- Verilen Metin -
------------------------------------

KCK soruşturmasında Hakan Fidan ile birlikte ifadeleri alınmak istenen iki MİT´çi, paravan şirket ile PKK ve KCK´nın Avrupa´daki kritik bir isminden bilgi sızdırmaya başladı. Ancak savcılık iki MİT´çiyi örgüte yardım etmekle suçladı. Eski MİT´çi Mahir Kaynak, ´Şirket kurarak istihbarat edinme yöntemi yabancı servisler tarafından çok kullanılır. Başarılı bir yöntemdir ve doğaldır. İstihbarat taktiğinin soruşturulmasını doğru bulmuyorum´ dedi. Yine Kaynak, Taraf gazetesi-Stratfor işbirliği ile gündeme getirilen Başbakanın sağlığıyla ilgili haberlerin geri planına dair ilginç tespitlerde bulunuyor.
11.03.2012 21:46 İşte kamuoyunu günlerdir meşgul eden ve yargı- MİT krizine yol açan soruşturma belgelerindeki ayrıntılar... Bu ayrıntılara göre paravan şirket kurarak ticari faaliyetlerle PKK´ya sızma operasyonu yürüten MİT görevlileri Yaşar Hakan Yıldırım ve Hüseyin Emre Kuzuoğlu, İstanbul 14´üncü Ağır Ceza Mahkemesi´nce çıkartılan yakalama müzekkeresinde silahlı terör örgütüne bilerek veya isteyerek yardım etmek ile suçlanıyor. Aynı suçlama eski Müsteşar Emre Taner ile eski Müsteşar Yardımcısı Afet Güneş´e de yöneltiliyor. Özel yetkili savcılar Oslo görüşmelerinin yanı sıra bu konuyla ilgili de operasyon emrini veren MİT Müsteşarı Hakan Fidan´ın ifadesini şüpheli sıfatıyla almak istedi. Sabah gazetesinin edindiği bilgilere göre MİT´te saha sorumlusu olarak görev yapan Yıldırım ve Kuzuoğlu ile ilgili gözaltı kararına gerekçe olarak sunulan ifadenin bir MİT muhbirine ait olduğu öğrenildi. MİT muhbirinin İstanbul Emniyet Müdürlüğü Terörle Mücadele Şube Müdürlüğü´ndeki ifadesinde, Kandil ve PKK kamplarına gidip elde ettiği bilgileri MİT´e ilettiğini söylediği belirtildi.

------------------------------------

- Verilen Veriler -
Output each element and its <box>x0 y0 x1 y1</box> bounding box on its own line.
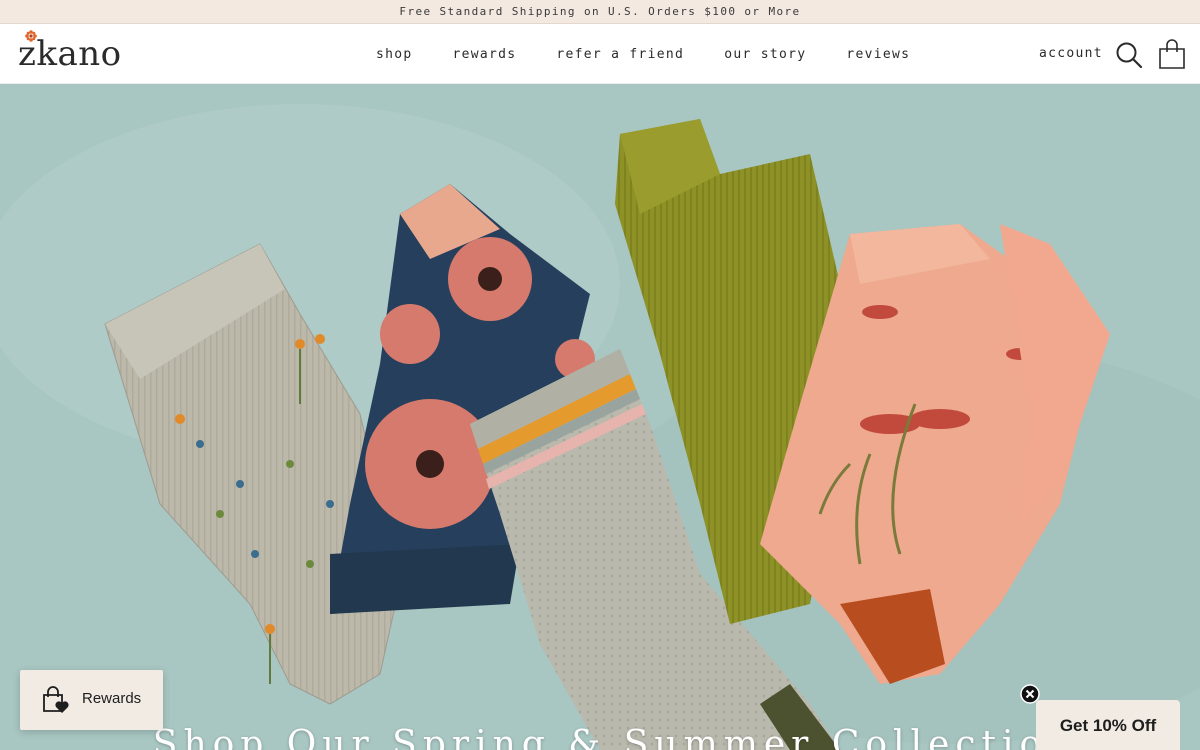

------------------------------------

- Yönerge 1 -
MİT soruşturmasıyla ilgili metne göre Yaşar Hakan Yıldırım ve Hüseyin Emre Kuzuoğlu hakkındaki yakalama müzekkeresini hangi mahkeme çıkarmıştır?
- Yönerge 2 -
MİT soruşturmasıyla ilgili metnin "KCK soruşturmasında Hakan" sözleriyle açılıp "ilginç tespitlerde bulunuyor." ile kapanan bölümünü, "yabancı servisler" ifadesinin yerine "dış istihbarat servisleri" koyarak düzenleyin ve yeniden yazın.

- Yanıt 1 -
Yakalama müzekkeresini İstanbul 14´üncü Ağır Ceza Mahkemesi çıkarmıştır.

- Yanıt 2 -
KCK soruşturmasında Hakan Fidan ile birlikte ifadeleri alınmak istenen iki MİT´çi, paravan şirket ile PKK ve KCK´nın Avrupa´daki kritik bir isminden bilgi sızdırmaya başladı. Ancak savcılık iki MİT´çiyi örgüte yardım etmekle suçladı. Eski MİT´çi Mahir Kaynak, ´Şirket kurarak istihbarat edinme yöntemi dış istihbarat servisleri tarafından çok kullanılır. Başarılı bir yöntemdir ve doğaldır. İstihbarat taktiğinin soruşturulmasını doğru bulmuyorum´ dedi. Yine Kaynak, Taraf gazetesi-Stratfor işbirliği ile gündeme getirilen Başbakanın sağlığıyla ilgili haberlerin geri planına dair ilginç tespitlerde bulunuyor.